(Çalışma yönergeleri)
1. Öcalan'ın mahkemedeki yanıtlarını ele alan metinde "- Ben o karara" ile "Çizgi savaşımı yaşanıyordu." arasındaki bölümü, bu iki ifade de dahil olmak üzere harfi harfine yeniden yazın.
2. Öcalan'ın mahkemedeki yanıtlarını ele alan metni, son cümlesinden sonra devam ettirin.

(Metin bloğu)
Abdullah Öcalan'ı dinlediğinizde, sanırsınız ki, PKK içindeki tek muhalif "barış güvercini" o...
Yargıç, hangi cinayeti, hangi baskını, hangi bombayı, hangi eylemi sorsa Öcalan aynı yanıtı veriyor:
- Bilgim yok.
- Talimatım yok.
- Ben o karara karşı çıktım.
- Ben muhalif kaldım.
- Çiftliklerin yakılması mı? Aaaa, tümüyle köylü iktidarı anlayışıdır. Bu anlayışla çok savaşım vermişimdir. Bunu yapanların avare, asi çete grupları olduğunu duyuyordum. Yakıp yıkmış olabilirler. Bunlar bizi çok uğraştırdılar.
- Vallahi sınırlandırıldık. Çizgi savaşımı yaşanıyordu.
Bu yanıtlara bir de Öcalan'ın ağzından, "Ben Atütürk milliyetçisiyim. Kültür milliyetçisiyim. Yüce devletimiz. PKK, devletin en büyük yardımcısı olacaktır. Çözüm üniter devlettedir. Devletimiz en büyüktür" türünden nutukları da ekleyince ortaya şöyle bir manzara çıkıyor:
- Sanki PKK terör örgütüyle mücadele eden tek bir adam var: O da "Atatürkçü, TC'ci" Abdullah Öcalan...
Ne var ki, örgütle baş etmeye gücü yetmemiş, o da, örgüt eylemlerine, cinayetlerine, baskınlarına, yakıp - yıkmalarına ha bire "masum başkan" sıfatıyla muhalefet şerhi koymuş...
Terör eylemlerinin yanlış olduğunu 20 yılda "yakalanınca" anlamış...
Bereket ki, 30. yılda yakalanmamış, yoksa terör eylemlerinin yanlış olduğunu 20 yılda değil, 30 yılda anlayacaklarmış!..

(Veri satırları)
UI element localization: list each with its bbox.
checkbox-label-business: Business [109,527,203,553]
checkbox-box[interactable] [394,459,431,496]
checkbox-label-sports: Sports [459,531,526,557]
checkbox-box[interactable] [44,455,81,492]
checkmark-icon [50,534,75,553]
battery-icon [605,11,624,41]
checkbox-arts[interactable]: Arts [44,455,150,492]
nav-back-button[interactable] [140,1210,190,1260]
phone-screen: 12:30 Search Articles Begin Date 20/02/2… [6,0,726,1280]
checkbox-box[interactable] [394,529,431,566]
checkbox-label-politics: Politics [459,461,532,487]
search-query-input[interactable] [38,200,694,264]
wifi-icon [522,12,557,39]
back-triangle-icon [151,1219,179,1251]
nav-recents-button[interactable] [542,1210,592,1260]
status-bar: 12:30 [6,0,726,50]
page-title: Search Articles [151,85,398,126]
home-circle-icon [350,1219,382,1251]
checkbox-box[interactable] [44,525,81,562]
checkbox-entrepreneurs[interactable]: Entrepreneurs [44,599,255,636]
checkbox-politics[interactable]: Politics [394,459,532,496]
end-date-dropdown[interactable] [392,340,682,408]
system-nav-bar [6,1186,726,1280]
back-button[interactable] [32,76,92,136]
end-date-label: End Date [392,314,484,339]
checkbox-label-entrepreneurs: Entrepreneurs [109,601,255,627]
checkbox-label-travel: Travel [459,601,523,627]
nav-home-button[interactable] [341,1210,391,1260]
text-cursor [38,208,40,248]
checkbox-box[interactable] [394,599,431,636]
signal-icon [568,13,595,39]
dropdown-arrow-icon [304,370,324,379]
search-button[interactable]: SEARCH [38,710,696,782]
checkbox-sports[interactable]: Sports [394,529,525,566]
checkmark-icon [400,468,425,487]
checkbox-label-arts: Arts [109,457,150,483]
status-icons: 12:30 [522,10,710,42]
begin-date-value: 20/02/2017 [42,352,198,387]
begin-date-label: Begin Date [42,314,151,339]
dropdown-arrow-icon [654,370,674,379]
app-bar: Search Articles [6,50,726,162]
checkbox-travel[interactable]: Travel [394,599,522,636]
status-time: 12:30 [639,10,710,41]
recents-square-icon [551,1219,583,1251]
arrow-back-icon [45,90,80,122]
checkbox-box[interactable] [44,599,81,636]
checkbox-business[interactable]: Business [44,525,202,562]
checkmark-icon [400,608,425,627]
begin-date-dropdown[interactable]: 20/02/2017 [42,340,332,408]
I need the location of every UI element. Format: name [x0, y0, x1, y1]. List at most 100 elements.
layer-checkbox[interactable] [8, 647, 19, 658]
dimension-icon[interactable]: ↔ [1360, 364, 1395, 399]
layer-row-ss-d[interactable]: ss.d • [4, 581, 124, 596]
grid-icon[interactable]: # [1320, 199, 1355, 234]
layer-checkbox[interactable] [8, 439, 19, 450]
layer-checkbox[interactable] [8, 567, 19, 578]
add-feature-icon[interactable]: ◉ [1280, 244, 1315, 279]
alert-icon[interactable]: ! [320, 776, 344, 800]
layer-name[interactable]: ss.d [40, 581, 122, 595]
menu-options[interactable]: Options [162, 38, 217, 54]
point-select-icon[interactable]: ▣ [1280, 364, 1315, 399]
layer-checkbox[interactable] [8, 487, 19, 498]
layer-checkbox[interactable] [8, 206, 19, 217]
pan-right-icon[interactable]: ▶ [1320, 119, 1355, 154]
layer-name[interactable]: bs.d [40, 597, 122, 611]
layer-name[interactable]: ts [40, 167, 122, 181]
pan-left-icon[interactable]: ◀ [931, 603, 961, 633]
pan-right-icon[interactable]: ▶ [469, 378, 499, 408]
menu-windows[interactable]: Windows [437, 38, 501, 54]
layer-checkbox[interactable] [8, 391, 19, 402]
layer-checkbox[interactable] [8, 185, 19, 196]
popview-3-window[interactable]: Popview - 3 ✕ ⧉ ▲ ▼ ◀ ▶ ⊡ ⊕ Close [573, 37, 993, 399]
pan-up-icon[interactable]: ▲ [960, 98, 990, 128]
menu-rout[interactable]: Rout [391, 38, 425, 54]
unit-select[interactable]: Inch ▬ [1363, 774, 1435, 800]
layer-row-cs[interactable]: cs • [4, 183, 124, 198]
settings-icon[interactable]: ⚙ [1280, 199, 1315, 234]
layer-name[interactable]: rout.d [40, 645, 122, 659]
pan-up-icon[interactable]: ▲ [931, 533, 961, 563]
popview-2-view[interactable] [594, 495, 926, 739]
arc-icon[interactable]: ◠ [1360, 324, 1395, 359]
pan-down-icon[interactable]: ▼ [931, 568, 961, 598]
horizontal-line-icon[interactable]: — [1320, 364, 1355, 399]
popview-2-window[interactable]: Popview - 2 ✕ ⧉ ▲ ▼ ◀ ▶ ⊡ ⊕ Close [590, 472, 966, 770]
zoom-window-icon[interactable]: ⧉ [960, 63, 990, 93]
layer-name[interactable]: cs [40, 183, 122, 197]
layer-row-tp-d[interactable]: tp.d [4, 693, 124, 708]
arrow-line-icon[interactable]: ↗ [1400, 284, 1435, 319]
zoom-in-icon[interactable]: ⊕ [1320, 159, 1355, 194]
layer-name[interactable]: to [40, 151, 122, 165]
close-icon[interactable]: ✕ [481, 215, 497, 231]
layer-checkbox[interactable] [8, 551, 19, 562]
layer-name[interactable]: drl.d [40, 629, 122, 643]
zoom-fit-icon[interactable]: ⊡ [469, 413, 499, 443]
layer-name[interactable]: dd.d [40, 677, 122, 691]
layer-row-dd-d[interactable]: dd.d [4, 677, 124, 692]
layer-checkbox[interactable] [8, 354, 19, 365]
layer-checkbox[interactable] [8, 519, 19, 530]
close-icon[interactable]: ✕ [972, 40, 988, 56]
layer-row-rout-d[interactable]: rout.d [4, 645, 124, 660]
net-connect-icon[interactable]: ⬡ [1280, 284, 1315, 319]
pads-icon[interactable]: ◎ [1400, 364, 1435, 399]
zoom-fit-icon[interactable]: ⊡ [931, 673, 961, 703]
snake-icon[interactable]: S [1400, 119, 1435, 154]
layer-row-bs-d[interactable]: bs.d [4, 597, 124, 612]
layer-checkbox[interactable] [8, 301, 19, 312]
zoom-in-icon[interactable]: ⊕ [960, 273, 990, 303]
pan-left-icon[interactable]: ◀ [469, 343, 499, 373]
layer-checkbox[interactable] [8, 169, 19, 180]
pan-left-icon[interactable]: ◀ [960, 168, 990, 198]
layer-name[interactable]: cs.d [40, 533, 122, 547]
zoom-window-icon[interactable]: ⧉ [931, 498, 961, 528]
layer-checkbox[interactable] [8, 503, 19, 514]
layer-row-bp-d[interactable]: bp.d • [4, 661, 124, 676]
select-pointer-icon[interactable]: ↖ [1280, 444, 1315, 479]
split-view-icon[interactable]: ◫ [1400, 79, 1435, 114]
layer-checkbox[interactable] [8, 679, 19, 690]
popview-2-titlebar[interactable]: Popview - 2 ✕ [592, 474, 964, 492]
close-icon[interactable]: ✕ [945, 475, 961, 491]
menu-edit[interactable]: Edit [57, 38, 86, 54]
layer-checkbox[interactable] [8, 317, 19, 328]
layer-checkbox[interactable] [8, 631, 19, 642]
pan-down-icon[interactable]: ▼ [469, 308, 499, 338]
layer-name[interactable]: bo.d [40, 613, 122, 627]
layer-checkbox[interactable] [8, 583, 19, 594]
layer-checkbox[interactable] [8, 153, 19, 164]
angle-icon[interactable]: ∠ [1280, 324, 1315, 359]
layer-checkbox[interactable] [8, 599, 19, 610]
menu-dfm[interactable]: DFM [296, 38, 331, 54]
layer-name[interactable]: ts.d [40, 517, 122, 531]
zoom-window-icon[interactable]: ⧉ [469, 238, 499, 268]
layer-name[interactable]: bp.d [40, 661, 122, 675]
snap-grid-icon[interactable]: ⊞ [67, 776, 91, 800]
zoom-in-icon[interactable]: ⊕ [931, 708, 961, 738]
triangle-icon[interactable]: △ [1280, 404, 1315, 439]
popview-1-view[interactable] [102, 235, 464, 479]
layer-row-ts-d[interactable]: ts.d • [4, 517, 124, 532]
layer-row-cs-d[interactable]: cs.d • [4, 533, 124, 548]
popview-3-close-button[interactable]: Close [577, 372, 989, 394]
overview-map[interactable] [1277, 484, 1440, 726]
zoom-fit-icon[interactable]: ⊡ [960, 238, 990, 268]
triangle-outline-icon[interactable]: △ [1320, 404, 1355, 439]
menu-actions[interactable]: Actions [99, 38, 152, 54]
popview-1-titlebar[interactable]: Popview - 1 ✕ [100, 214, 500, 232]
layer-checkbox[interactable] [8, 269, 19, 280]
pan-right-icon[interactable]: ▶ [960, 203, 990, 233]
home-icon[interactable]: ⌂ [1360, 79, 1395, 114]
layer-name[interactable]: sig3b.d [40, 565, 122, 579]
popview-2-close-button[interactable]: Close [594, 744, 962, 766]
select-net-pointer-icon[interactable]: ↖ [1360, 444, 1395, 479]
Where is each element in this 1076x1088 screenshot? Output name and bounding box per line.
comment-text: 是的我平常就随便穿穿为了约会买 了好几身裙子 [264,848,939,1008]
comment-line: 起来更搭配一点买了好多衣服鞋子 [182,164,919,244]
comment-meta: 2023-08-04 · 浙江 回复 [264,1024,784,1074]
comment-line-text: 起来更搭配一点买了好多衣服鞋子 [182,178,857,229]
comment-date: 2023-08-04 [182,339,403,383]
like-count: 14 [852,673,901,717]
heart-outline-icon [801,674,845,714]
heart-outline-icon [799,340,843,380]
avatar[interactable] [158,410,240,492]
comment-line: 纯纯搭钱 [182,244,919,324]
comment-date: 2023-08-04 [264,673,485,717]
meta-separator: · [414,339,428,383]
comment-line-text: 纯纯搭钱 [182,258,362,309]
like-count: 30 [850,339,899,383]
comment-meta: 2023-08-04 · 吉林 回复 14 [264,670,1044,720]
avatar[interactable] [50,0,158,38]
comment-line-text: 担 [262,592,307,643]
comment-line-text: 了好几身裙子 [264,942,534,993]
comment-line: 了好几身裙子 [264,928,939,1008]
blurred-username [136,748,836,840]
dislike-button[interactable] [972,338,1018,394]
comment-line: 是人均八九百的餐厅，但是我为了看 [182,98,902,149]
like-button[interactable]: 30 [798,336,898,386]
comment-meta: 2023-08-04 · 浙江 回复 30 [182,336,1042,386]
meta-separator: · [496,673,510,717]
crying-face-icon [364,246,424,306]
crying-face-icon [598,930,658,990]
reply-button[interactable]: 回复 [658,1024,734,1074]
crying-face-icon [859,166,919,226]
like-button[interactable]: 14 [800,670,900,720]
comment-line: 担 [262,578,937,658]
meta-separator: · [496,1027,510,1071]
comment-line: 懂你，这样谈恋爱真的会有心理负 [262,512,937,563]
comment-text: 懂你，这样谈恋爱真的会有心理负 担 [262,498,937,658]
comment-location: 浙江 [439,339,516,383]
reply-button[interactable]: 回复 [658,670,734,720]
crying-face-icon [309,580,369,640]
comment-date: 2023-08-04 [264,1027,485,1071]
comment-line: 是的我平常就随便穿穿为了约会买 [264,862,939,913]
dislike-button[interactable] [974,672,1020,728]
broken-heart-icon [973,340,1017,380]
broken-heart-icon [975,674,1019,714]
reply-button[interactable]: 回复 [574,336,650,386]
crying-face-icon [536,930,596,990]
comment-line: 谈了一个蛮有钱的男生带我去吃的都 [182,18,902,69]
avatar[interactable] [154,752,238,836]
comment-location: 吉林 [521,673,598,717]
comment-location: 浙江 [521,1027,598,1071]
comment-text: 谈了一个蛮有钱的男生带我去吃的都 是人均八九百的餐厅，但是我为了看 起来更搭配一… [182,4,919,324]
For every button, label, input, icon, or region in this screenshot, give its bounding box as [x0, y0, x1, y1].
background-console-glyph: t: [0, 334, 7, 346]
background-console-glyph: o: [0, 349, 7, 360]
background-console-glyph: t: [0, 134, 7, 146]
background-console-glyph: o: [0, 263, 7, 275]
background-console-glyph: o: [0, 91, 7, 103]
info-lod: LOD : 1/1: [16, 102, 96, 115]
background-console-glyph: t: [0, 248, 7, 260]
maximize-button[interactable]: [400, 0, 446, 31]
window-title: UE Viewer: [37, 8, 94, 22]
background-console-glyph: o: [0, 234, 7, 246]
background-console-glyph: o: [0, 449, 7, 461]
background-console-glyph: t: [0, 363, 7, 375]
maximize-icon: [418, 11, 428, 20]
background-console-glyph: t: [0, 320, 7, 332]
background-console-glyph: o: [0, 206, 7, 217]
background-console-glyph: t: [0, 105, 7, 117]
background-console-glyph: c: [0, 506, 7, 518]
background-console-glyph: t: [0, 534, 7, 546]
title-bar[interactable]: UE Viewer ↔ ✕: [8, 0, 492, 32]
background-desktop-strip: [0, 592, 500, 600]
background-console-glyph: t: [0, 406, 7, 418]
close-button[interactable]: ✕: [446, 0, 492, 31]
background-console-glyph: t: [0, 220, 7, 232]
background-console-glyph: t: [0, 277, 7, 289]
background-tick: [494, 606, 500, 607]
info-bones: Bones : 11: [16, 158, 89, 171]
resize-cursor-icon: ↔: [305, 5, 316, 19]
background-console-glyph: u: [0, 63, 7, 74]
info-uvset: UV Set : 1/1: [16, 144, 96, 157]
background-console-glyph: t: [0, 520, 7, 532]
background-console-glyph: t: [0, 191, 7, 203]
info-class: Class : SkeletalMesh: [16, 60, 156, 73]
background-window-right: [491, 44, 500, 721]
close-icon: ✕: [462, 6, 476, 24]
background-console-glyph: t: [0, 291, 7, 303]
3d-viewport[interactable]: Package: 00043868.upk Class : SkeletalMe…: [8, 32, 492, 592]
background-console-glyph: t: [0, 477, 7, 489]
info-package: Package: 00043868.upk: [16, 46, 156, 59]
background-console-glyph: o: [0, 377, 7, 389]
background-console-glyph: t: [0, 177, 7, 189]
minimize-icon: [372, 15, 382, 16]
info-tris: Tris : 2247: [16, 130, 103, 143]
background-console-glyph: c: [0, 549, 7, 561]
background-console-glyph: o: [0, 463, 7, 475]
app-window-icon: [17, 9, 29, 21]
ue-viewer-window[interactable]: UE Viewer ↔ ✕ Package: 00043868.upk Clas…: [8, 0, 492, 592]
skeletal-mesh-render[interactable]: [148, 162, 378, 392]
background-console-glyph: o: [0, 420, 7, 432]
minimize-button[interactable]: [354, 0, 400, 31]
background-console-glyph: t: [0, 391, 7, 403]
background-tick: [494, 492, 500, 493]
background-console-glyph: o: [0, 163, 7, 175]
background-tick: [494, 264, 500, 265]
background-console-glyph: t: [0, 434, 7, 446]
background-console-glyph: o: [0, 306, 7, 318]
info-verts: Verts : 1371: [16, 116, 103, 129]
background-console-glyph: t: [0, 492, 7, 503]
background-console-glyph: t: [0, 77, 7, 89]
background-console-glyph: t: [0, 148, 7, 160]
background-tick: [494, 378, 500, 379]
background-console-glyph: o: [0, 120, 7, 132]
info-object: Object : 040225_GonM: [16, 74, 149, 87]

(Görev yanıtları)
1.
- Ben o karara karşı çıktım.
- Ben muhalif kaldım.
- Çiftliklerin yakılması mı? Aaaa, tümüyle köylü iktidarı anlayışıdır. Bu anlayışla çok savaşım vermişimdir. Bunu yapanların avare, asi çete grupları olduğunu duyuyordum. Yakıp yıkmış olabilirler. Bunlar bizi çok uğraştırdılar.
- Vallahi sınırlandırıldık. Çizgi savaşımı yaşanıyordu.

2.
* * *
Öcalan, bu savunma anlayışıyla, Türk Ceza Yasası'nda karşılığı bulunan eylem ve cinayetlerin hiçbiri için kişisel sorumluluk üstlenmiyor.
Böylece suç ve cezanın şahsiliği ilkesi çerçevesinde kendini kurtarmaya çalışıyor.
Örgüt içinde "suç işlemeye direnen güvercin" imajı çizmeye çalışması bu yüzden.
Bu noktada "kişisel suç işlememiş, işleyenlere karşı durmuş, devlete yardımcı sanık"ı oynayarak, kendini Türk Ceza Yasası'nın "idamı müebbete çevirmeye" olanak tanıyan "iyi huylu sanık" maddesi sayılabilecek 59. maddeye atmaya çalışıyor.
Bu nokta dışında "mer'i hukuk"la bağlantı kurmamaya özen gösteriyor.
Örneğin, yargılandığı Türk Ceza Yasası'nın 125. maddesine hiç gelmiyor. Bu maddede yer alan "devlet topraklarının bir kısmını devlet idaresinden ayırma" konusuna yabancı. Maddeyi sorsanız, "Allah, Allah hiç duymadım" diyecek.
Bilerek bilmeyerek "isyan"ı konu alan 149. maddenin yanından geçiyor ama 125'ten şimdilik haberi yok.
Nasıl olsun ki?
"Atatürk, Türkiye Cumhuriyeti, Yüce Devlet, Vatan - Millet - Sakarya"yı kimseye bırakmıyor!
* * *
Öcalan'ın "hukuku" bu...
Mer'i hukukta süngüsü ve çıtası düşük...
Çıtayı yükselttiği alan siyasi...
"Olanları unutalım" demeye getiriyor, "Oturalım masaya barış yapalım. Fırsat verilirse vallahi yaparım. Söz veriyorum."
Neredeyse diyecek ki:
"O kadar yaparım ki PKK'yı TC'yi ve Anayasa'yı koruma örgütü bile yaparım. Daha iyi devlet destekçisi bulamazsınız."
"Ama" diyor, "Bir şartım var: Beni asmayın."
İnsan şaşırıyor tabii!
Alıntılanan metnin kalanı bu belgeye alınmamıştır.